TASK PROMPT:
Return each line of the data below that contains the string "type".

INFORMATION:
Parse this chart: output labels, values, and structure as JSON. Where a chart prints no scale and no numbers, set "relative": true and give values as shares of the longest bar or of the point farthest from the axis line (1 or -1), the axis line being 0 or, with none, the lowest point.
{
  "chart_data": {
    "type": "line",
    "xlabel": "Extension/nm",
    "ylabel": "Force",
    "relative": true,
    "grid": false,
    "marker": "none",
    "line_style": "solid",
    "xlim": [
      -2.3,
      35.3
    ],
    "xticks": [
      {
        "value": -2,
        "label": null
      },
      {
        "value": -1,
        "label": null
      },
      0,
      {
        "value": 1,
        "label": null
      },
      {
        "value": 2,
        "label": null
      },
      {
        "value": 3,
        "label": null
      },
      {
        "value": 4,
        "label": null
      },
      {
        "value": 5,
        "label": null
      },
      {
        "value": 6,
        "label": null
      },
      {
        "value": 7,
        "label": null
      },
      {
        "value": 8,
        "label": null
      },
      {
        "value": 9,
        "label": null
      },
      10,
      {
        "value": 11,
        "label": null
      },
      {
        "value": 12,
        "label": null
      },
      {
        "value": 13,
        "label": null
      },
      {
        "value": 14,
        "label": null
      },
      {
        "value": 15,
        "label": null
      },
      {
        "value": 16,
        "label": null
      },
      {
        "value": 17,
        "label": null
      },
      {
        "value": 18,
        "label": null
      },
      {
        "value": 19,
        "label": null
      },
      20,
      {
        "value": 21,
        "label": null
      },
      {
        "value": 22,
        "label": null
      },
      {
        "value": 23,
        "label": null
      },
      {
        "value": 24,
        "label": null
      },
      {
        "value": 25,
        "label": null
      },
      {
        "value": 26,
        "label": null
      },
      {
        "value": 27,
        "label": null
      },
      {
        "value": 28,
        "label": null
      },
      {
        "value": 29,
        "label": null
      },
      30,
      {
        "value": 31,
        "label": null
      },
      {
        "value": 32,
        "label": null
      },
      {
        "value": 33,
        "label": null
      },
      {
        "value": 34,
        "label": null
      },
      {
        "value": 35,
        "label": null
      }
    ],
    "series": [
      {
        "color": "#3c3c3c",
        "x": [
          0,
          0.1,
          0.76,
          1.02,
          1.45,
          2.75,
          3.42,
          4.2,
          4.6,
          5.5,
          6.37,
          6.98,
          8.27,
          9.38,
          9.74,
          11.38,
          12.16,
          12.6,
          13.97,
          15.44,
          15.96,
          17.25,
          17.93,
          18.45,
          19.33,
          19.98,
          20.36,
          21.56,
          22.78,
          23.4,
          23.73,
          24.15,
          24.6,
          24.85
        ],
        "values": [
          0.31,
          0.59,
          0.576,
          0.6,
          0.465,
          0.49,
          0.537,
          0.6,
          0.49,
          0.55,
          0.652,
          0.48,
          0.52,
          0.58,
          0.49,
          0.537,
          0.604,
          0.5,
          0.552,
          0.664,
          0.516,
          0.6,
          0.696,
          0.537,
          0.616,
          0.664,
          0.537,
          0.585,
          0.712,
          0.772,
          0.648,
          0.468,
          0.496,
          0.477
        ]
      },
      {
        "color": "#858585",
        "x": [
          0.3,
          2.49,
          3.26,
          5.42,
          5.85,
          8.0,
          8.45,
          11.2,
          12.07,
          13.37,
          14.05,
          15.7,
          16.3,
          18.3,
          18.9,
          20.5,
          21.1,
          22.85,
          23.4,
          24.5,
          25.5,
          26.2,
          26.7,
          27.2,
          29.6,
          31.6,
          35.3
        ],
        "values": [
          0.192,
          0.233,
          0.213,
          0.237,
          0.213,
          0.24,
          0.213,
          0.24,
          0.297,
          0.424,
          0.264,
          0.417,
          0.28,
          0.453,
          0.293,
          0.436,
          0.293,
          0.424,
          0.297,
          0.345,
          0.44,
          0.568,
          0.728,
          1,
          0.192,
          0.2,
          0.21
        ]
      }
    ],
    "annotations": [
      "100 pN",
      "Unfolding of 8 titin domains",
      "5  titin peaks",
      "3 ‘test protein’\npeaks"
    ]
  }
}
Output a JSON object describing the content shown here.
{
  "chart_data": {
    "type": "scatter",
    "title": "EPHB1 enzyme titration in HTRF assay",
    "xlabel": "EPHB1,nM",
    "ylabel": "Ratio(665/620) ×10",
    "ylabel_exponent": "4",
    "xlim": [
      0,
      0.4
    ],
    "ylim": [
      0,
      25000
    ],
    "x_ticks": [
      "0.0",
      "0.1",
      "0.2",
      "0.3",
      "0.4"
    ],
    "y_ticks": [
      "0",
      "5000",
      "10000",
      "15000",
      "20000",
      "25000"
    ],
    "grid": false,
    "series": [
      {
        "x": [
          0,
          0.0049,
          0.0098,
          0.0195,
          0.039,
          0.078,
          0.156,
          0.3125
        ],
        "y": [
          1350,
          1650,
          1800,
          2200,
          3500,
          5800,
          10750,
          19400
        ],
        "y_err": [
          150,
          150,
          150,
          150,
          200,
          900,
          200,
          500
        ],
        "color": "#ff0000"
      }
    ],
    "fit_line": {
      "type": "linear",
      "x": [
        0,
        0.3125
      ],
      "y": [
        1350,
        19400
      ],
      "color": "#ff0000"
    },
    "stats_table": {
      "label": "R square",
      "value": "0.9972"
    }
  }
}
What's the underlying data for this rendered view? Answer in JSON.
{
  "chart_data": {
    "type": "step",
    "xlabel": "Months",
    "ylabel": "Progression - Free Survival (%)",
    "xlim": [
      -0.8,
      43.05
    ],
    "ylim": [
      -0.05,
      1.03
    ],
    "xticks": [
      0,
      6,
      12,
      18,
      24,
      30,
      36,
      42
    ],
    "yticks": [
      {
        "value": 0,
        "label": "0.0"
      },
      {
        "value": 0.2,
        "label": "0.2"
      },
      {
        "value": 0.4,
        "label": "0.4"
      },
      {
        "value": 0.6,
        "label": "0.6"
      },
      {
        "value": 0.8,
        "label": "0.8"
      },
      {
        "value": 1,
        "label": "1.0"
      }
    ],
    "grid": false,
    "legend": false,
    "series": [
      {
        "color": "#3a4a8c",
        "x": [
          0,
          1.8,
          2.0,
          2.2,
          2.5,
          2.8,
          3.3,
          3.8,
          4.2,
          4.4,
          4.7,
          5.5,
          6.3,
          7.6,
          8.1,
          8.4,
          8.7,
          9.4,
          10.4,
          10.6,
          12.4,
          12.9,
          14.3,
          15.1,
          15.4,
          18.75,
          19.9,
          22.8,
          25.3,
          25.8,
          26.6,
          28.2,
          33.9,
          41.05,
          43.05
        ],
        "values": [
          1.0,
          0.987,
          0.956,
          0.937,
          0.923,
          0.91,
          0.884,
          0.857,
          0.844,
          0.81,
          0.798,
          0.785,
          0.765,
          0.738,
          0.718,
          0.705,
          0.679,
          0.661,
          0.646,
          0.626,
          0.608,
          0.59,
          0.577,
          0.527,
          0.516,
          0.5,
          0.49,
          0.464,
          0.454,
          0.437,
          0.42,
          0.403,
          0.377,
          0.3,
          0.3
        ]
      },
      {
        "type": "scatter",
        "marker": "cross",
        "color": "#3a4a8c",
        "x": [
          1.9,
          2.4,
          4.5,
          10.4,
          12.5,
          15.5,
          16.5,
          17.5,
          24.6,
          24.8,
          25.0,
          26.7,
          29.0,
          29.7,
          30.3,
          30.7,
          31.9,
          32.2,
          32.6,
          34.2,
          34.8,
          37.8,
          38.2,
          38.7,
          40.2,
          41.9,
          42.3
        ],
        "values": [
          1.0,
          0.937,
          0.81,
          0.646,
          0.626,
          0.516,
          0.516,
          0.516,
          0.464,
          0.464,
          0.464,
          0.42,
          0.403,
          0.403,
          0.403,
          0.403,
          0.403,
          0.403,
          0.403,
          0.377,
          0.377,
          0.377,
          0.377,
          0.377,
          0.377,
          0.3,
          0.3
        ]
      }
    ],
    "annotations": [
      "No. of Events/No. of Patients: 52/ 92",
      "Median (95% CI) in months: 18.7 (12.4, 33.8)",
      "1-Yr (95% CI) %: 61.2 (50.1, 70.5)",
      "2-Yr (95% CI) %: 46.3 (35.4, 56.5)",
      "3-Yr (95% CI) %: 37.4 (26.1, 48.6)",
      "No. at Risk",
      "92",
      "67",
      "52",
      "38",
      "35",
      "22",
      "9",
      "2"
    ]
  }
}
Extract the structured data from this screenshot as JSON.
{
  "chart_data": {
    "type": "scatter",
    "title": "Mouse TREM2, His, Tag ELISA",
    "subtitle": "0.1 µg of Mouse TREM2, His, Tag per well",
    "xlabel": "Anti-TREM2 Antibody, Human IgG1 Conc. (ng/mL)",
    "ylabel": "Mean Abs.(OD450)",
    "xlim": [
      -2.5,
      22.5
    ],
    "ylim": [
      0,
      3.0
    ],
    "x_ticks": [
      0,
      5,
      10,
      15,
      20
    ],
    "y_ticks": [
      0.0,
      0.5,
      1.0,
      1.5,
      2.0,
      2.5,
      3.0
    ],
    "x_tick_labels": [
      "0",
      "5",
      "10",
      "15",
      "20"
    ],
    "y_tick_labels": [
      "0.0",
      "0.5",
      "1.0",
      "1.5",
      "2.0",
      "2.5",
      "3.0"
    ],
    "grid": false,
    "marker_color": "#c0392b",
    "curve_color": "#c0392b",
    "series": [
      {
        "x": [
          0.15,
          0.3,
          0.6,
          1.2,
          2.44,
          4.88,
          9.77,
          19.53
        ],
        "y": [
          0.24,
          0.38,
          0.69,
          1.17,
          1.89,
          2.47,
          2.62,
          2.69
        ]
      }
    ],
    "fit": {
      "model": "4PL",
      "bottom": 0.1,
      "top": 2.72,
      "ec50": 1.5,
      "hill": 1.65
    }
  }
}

RESULT OF THE EXERCISE:
    "type": "line",
    "type": "scatter",
      "type": "linear",
    "type": "step",
        "type": "scatter",
    "type": "scatter",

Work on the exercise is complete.